**PROBLEM TO WORK ON:**
Without the pictures, copy the entries below word for word.

**GIVEN DATA:**
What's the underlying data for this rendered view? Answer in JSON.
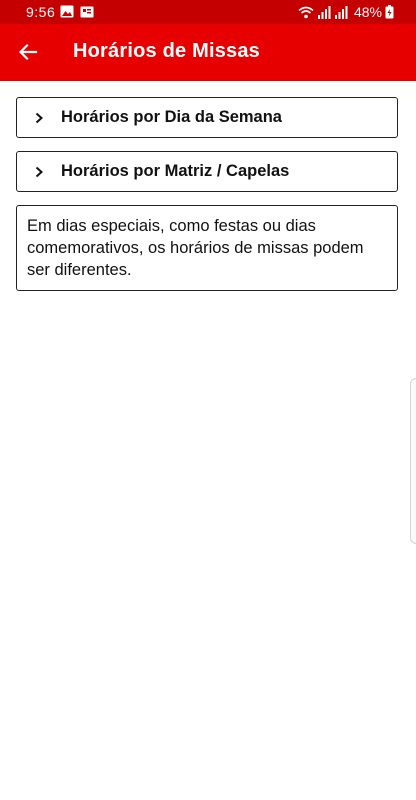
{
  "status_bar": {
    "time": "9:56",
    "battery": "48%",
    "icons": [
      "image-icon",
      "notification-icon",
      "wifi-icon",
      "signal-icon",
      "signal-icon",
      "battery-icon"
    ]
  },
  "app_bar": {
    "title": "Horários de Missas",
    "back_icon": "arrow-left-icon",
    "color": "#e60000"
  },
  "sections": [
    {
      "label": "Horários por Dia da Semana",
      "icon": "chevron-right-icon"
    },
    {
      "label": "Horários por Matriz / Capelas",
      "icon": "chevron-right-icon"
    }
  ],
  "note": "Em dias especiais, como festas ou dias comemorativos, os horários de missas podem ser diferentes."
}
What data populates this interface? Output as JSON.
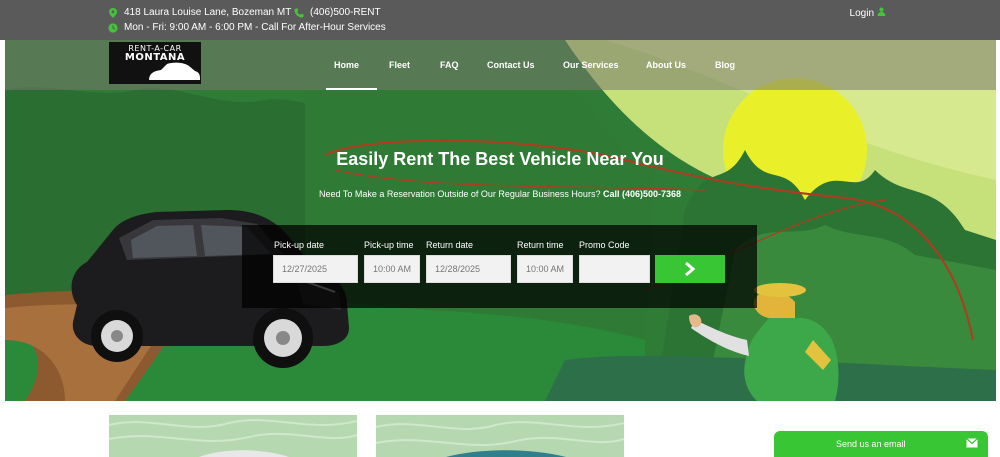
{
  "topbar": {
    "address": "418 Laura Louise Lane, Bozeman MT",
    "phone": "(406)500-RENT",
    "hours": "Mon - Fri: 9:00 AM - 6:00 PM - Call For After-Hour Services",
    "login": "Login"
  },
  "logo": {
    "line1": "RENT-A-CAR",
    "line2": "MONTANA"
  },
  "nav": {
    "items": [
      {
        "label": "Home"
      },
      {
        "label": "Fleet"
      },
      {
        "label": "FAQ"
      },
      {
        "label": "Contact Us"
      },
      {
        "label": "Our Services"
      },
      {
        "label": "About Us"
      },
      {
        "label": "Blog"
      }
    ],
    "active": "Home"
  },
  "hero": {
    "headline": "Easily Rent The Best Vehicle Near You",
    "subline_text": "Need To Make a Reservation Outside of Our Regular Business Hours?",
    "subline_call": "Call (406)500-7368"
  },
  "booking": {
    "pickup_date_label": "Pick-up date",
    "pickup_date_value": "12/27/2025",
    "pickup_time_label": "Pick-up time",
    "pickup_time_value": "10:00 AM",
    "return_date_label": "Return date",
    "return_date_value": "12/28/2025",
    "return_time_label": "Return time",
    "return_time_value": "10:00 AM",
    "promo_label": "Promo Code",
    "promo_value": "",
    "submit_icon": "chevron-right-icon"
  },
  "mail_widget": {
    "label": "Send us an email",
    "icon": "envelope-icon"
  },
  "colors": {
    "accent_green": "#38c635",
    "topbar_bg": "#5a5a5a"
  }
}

**RESPONSE TO THE EXERCISE:**
What's the underlying data for this rendered view? Answer in JSON.
{
  "status_bar": {
    "time": "9:56",
    "battery": "48%",
    "icons": [
      "image-icon",
      "notification-icon",
      "wifi-icon",
      "signal-icon",
      "signal-icon",
      "battery-icon"
    ]
  },
  "app_bar": {
    "title": "Horários de Missas",
    "back_icon": "arrow-left-icon",
    "color": "#e60000"
  },
  "sections": [
    {
      "label": "Horários por Dia da Semana",
      "icon": "chevron-right-icon"
    },
    {
      "label": "Horários por Matriz / Capelas",
      "icon": "chevron-right-icon"
    }
  ],
  "note": "Em dias especiais, como festas ou dias comemorativos, os horários de missas podem ser diferentes."
}
What data populates this interface? Output as JSON.
{
  "topbar": {
    "address": "418 Laura Louise Lane, Bozeman MT",
    "phone": "(406)500-RENT",
    "hours": "Mon - Fri: 9:00 AM - 6:00 PM - Call For After-Hour Services",
    "login": "Login"
  },
  "logo": {
    "line1": "RENT-A-CAR",
    "line2": "MONTANA"
  },
  "nav": {
    "items": [
      {
        "label": "Home"
      },
      {
        "label": "Fleet"
      },
      {
        "label": "FAQ"
      },
      {
        "label": "Contact Us"
      },
      {
        "label": "Our Services"
      },
      {
        "label": "About Us"
      },
      {
        "label": "Blog"
      }
    ],
    "active": "Home"
  },
  "hero": {
    "headline": "Easily Rent The Best Vehicle Near You",
    "subline_text": "Need To Make a Reservation Outside of Our Regular Business Hours?",
    "subline_call": "Call (406)500-7368"
  },
  "booking": {
    "pickup_date_label": "Pick-up date",
    "pickup_date_value": "12/27/2025",
    "pickup_time_label": "Pick-up time",
    "pickup_time_value": "10:00 AM",
    "return_date_label": "Return date",
    "return_date_value": "12/28/2025",
    "return_time_label": "Return time",
    "return_time_value": "10:00 AM",
    "promo_label": "Promo Code",
    "promo_value": "",
    "submit_icon": "chevron-right-icon"
  },
  "mail_widget": {
    "label": "Send us an email",
    "icon": "envelope-icon"
  },
  "colors": {
    "accent_green": "#38c635",
    "topbar_bg": "#5a5a5a"
  }
}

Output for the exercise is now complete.